▸ **PROBLEM DETAILS**:
Go through the listing below and list every line with "FFFFFF".

::: DATA FOR THIS EXERCISE :::

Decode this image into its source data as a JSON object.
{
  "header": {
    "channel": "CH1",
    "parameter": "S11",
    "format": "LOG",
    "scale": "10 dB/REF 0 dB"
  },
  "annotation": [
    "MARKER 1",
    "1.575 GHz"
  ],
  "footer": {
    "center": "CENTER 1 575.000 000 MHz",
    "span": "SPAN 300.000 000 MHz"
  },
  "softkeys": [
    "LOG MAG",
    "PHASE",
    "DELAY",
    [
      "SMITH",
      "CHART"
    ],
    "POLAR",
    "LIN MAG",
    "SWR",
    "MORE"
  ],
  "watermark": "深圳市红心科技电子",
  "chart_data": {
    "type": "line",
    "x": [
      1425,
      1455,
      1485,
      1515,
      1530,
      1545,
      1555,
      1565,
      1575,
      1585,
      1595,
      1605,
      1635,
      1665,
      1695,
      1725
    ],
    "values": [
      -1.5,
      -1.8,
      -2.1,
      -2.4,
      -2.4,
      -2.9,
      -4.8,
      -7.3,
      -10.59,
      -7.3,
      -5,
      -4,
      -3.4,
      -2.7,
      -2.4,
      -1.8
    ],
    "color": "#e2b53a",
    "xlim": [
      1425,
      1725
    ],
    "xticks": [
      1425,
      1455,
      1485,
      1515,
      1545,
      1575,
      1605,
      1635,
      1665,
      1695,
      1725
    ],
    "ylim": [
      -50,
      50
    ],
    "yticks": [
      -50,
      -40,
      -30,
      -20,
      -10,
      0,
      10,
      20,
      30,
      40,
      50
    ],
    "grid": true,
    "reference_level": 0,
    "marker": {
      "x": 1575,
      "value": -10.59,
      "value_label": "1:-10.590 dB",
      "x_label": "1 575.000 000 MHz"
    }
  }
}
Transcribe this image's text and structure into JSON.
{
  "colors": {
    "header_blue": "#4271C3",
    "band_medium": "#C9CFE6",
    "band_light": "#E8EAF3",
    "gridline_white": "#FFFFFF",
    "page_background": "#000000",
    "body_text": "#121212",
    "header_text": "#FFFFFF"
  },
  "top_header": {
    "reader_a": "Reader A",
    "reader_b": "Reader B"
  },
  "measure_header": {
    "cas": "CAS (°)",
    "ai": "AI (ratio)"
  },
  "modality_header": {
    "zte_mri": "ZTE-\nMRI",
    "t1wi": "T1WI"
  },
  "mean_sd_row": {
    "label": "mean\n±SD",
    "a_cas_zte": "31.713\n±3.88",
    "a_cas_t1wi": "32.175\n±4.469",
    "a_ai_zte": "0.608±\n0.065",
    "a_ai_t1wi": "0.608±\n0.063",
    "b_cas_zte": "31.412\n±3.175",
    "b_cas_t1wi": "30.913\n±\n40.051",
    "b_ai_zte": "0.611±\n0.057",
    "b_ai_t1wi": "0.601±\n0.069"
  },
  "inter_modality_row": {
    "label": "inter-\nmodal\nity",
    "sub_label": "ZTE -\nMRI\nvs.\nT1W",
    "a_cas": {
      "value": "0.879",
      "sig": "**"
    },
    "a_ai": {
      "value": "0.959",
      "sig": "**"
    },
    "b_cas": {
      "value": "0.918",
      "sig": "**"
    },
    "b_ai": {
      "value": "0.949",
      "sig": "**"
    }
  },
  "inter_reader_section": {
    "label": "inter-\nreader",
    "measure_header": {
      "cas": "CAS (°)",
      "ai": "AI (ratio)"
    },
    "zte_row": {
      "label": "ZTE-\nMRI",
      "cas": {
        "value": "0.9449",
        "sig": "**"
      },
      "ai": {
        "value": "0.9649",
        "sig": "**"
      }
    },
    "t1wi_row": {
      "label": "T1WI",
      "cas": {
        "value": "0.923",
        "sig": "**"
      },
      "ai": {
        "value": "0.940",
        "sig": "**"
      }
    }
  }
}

:::

▸ **RESPONSE TO THE EXERCISE**:
    "gridline_white": "#FFFFFF",
    "header_text": "#FFFFFF"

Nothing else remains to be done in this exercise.